Can you talk about how you train, the steps of training (model source), thank you

[fangyongcheng]

hello，author。 Can you talk about how you train, the steps of training (model source), thank you

[bibs2091]

@fangyongcheng the training notebooks aren't well organized to publish yet, but this is the workflow we did :

Data cleaning

We noticed that there’s lot of errors in our data: starting from the fact the each column have the value “Label” like the the figure3 shows, we deleted the rows with this value, some columns of the data had static values for all rows (variance = 0) we deleted all of these columns, the dataset also had some nan (not a number) values in some columns, we deleted the rows with this value.

Data processing

We undersampled the dataset we used to make it smaller and more balanced, the original data is highly imbalanced, which will heavily affect our training, and the size of the dataset is too big to fit in any of the ram available for training

Data Splitting

We split the dataset into three different sets: training, validation(development) and a test set.

• The training set is used to train the data only, we gave it a percentage of 94% of the overall dataset

• The validation set is used to choose the model and to adjust its hyperparameters.

• The test set is supposed to imitate real world, it’s used in the end of the machine learning workflow to evaluate the performance of the model on it, so the published results here are evaluated on the test set

Choosing a Model

Our approach is to divide the process into two steps or stages, the first one is to detect if there’s any intrusion in a flow, the second stage is to classify the intrusion into the corresponding attack, the attacks are: Dos attack, DDos attack, Botnet and brute force.

RECORDS PROVIDED:
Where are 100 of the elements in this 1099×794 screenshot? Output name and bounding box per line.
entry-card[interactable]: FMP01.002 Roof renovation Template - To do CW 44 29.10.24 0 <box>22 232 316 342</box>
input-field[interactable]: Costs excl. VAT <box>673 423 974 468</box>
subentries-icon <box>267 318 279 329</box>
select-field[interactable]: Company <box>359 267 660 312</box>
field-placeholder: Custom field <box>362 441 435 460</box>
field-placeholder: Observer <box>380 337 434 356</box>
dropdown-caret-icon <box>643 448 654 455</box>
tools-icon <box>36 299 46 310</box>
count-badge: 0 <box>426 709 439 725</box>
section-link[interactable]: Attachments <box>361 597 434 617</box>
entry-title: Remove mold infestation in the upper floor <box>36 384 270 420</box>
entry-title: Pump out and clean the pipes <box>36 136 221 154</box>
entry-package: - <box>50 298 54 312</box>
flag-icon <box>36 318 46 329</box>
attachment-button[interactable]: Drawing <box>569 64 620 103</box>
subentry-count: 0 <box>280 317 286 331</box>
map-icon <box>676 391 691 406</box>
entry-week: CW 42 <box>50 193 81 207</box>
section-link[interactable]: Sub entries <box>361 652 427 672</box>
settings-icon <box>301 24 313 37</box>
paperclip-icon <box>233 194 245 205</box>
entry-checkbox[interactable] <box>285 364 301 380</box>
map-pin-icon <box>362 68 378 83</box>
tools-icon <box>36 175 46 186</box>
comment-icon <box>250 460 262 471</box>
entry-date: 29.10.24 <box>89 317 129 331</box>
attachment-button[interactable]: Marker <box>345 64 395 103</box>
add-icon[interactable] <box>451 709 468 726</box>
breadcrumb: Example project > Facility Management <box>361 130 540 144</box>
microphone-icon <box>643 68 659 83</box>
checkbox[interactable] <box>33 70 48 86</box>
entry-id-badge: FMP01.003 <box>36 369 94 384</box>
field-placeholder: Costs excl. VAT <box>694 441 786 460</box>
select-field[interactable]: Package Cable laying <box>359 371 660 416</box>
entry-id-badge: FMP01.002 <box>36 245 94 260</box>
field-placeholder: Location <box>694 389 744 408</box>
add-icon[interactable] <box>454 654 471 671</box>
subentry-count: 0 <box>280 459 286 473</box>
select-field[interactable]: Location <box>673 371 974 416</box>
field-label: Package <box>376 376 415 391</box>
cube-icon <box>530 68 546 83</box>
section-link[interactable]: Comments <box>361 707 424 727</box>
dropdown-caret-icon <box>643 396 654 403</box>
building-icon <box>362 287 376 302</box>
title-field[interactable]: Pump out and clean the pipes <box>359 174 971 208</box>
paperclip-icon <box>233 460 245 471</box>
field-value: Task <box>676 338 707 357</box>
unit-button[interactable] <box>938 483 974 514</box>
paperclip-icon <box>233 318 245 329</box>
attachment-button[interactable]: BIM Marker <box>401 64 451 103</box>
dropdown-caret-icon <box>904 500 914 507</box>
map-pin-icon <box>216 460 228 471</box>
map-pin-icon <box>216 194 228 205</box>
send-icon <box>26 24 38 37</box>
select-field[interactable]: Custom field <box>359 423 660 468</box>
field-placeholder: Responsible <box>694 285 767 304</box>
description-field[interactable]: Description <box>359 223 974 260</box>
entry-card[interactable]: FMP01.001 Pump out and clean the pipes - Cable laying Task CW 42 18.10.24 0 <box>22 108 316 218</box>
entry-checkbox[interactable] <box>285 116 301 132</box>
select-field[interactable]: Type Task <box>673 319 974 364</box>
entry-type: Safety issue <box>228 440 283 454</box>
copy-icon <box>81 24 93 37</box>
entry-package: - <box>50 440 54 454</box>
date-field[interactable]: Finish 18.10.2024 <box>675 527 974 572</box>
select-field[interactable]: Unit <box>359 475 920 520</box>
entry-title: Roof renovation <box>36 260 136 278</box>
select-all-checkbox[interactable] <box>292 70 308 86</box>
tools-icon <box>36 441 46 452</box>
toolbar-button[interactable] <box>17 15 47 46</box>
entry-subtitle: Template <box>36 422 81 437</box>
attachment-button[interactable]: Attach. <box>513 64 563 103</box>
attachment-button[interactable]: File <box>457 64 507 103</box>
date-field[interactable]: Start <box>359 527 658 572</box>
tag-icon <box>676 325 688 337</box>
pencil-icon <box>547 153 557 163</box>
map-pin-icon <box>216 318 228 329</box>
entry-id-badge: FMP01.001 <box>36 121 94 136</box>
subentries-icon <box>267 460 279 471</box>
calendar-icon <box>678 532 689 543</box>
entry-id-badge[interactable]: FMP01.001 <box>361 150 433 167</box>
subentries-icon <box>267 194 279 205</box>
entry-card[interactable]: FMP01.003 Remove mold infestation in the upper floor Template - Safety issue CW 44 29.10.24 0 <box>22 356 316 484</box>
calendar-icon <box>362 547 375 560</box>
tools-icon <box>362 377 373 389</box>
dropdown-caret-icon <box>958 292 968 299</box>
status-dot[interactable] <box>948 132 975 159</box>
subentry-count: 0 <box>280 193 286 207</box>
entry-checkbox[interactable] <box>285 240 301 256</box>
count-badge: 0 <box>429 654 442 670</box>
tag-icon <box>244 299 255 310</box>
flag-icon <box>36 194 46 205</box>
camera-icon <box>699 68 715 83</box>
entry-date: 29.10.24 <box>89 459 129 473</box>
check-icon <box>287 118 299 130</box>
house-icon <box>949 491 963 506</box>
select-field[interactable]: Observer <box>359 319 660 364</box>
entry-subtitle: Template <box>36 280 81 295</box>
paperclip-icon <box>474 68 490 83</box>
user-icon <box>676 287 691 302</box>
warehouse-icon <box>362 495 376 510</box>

TASK LIST:
A – From the thread on the training workflow, list every attack type that the second stage classifies intrusions into.
B – Answer these questions about the training workflow thread:
(i) What share of the overall dataset was given to the training set?
(ii) What is the validation set used for?
(iii) What did undersampling the dataset make it?

SOLUTION SET:
A –
- Dos attack
- DDos attack
- Botnet
- brute force

B –
(i) 94%
(ii) To choose the model and to adjust its hyperparameters.
(iii) Smaller and more balanced.